▶ _Exercise_
Write out, exactly as they appear, only the lines running from the line with "Extract all readable text from this page." to the final line of the listing; include both.

Extracted data entries:
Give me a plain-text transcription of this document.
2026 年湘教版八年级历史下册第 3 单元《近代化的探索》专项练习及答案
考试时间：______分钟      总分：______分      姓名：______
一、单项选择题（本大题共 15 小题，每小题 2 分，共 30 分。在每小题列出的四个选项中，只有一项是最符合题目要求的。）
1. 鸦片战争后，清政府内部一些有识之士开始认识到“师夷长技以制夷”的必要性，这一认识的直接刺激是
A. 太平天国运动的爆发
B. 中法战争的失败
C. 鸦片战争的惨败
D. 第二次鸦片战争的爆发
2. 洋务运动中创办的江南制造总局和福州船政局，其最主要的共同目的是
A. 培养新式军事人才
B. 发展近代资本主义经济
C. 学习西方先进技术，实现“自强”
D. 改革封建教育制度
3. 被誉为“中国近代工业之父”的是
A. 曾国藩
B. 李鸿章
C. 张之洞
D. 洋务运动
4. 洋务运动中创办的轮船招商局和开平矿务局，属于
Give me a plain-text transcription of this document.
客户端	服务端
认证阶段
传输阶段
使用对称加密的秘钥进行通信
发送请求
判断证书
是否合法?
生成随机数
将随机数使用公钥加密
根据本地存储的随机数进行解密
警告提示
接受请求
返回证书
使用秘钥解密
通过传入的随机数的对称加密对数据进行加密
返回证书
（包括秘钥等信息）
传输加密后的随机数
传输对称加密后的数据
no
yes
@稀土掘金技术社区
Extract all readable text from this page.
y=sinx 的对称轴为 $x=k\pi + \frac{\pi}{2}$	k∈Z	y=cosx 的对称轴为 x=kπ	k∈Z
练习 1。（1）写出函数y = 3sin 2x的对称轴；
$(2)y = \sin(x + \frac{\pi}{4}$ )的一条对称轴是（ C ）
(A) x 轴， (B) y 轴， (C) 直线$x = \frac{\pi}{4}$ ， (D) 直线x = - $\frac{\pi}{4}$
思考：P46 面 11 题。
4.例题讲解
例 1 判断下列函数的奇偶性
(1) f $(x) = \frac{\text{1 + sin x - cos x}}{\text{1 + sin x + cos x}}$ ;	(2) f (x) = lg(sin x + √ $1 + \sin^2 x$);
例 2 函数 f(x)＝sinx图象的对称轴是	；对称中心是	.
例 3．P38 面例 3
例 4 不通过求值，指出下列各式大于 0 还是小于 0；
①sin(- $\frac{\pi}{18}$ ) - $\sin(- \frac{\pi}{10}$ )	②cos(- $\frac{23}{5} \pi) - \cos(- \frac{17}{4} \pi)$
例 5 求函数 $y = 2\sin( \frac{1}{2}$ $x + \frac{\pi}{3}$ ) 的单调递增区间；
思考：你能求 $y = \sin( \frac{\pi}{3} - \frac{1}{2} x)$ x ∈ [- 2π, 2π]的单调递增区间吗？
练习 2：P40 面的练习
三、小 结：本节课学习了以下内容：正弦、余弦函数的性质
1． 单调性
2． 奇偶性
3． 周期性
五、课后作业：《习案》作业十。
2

▶ _Final answer_
Extract all readable text from this page.
y=sinx 的对称轴为 $x=k\pi + \frac{\pi}{2}$	k∈Z	y=cosx 的对称轴为 x=kπ	k∈Z
练习 1。（1）写出函数y = 3sin 2x的对称轴；
$(2)y = \sin(x + \frac{\pi}{4}$ )的一条对称轴是（ C ）
(A) x 轴， (B) y 轴， (C) 直线$x = \frac{\pi}{4}$ ， (D) 直线x = - $\frac{\pi}{4}$
思考：P46 面 11 题。
4.例题讲解
例 1 判断下列函数的奇偶性
(1) f $(x) = \frac{\text{1 + sin x - cos x}}{\text{1 + sin x + cos x}}$ ;	(2) f (x) = lg(sin x + √ $1 + \sin^2 x$);
例 2 函数 f(x)＝sinx图象的对称轴是	；对称中心是	.
例 3．P38 面例 3
例 4 不通过求值，指出下列各式大于 0 还是小于 0；
①sin(- $\frac{\pi}{18}$ ) - $\sin(- \frac{\pi}{10}$ )	②cos(- $\frac{23}{5} \pi) - \cos(- \frac{17}{4} \pi)$
例 5 求函数 $y = 2\sin( \frac{1}{2}$ $x + \frac{\pi}{3}$ ) 的单调递增区间；
思考：你能求 $y = \sin( \frac{\pi}{3} - \frac{1}{2} x)$ x ∈ [- 2π, 2π]的单调递增区间吗？
练习 2：P40 面的练习
三、小 结：本节课学习了以下内容：正弦、余弦函数的性质
1． 单调性
2． 奇偶性
3． 周期性
五、课后作业：《习案》作业十。
2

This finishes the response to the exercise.